_To be done_
In the listing that follows, how many lines contain the string "półkoliście"? Provide only the number.
start
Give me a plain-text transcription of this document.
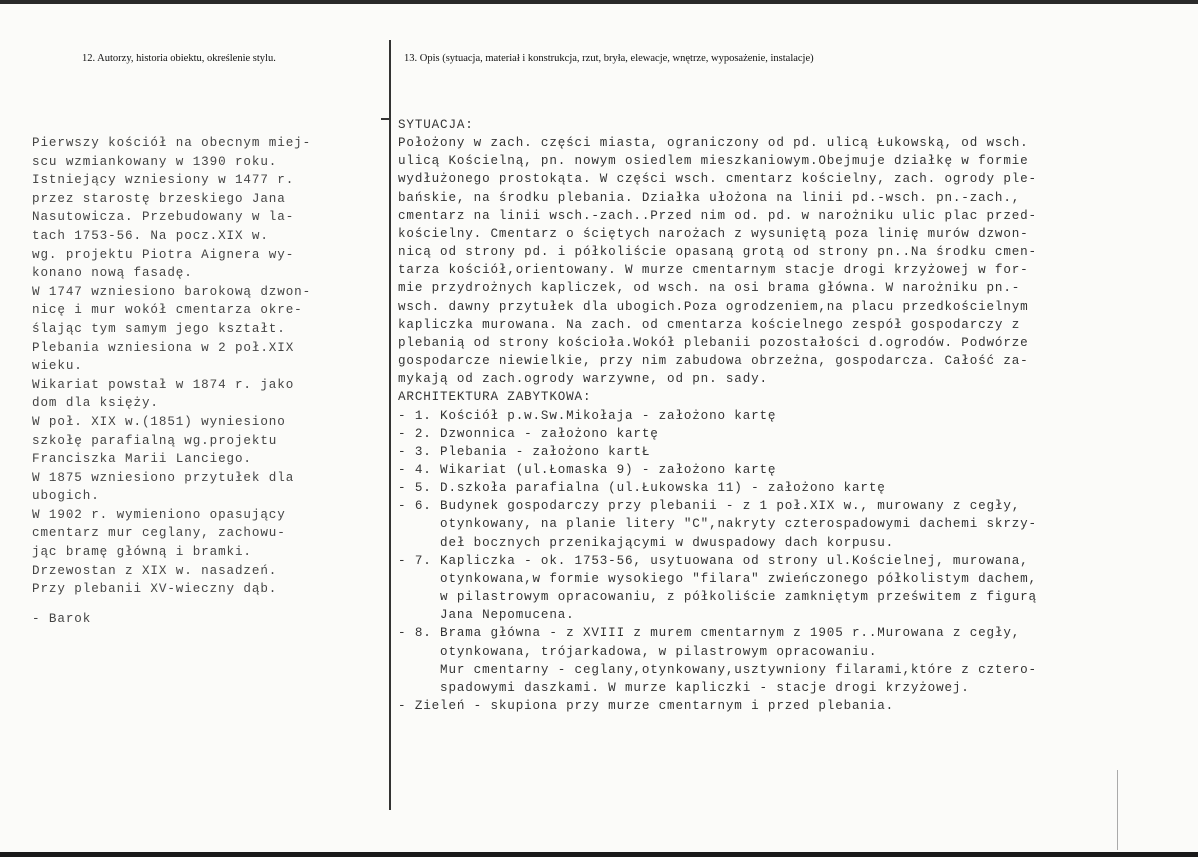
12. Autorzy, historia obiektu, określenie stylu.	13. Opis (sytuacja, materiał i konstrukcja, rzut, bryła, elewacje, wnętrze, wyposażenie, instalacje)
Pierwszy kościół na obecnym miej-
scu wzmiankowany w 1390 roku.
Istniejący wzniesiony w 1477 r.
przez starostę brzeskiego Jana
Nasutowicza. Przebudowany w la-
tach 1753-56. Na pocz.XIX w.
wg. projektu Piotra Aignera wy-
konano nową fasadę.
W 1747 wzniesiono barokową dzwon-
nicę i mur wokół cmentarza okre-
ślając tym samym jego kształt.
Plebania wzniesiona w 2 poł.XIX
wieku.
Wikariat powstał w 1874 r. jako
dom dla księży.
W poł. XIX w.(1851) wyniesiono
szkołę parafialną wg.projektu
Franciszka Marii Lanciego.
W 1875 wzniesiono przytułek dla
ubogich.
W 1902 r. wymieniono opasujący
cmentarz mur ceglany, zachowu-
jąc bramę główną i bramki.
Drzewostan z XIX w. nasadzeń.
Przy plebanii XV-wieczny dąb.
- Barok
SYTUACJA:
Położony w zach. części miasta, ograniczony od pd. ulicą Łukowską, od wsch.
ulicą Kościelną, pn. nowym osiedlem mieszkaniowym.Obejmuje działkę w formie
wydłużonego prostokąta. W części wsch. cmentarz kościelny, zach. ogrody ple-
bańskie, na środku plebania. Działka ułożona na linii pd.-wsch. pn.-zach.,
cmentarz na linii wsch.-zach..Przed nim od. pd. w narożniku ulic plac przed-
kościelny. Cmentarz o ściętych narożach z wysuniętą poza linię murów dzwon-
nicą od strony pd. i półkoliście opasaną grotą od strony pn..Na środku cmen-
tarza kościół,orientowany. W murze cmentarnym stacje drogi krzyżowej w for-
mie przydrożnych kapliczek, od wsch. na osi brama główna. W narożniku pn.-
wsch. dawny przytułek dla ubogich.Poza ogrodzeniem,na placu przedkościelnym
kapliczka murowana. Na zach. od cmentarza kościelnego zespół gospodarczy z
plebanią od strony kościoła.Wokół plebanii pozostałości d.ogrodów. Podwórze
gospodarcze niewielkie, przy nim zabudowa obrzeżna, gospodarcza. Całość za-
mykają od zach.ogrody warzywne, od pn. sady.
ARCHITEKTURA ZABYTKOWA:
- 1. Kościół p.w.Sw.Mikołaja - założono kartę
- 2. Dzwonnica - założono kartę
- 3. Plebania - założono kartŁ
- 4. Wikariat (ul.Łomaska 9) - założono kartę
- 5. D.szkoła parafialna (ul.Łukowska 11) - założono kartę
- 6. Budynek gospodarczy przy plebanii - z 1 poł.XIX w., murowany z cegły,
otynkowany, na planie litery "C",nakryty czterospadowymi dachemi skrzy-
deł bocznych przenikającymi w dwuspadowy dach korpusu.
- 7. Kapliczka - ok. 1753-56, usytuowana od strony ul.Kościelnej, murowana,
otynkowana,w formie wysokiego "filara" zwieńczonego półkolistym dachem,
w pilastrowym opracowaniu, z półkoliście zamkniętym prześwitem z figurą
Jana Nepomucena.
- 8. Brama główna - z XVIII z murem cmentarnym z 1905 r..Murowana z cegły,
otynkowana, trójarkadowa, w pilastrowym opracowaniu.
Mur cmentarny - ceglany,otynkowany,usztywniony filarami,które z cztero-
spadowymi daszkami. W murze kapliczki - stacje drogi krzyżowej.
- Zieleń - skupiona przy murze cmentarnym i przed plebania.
end
_Full output_
2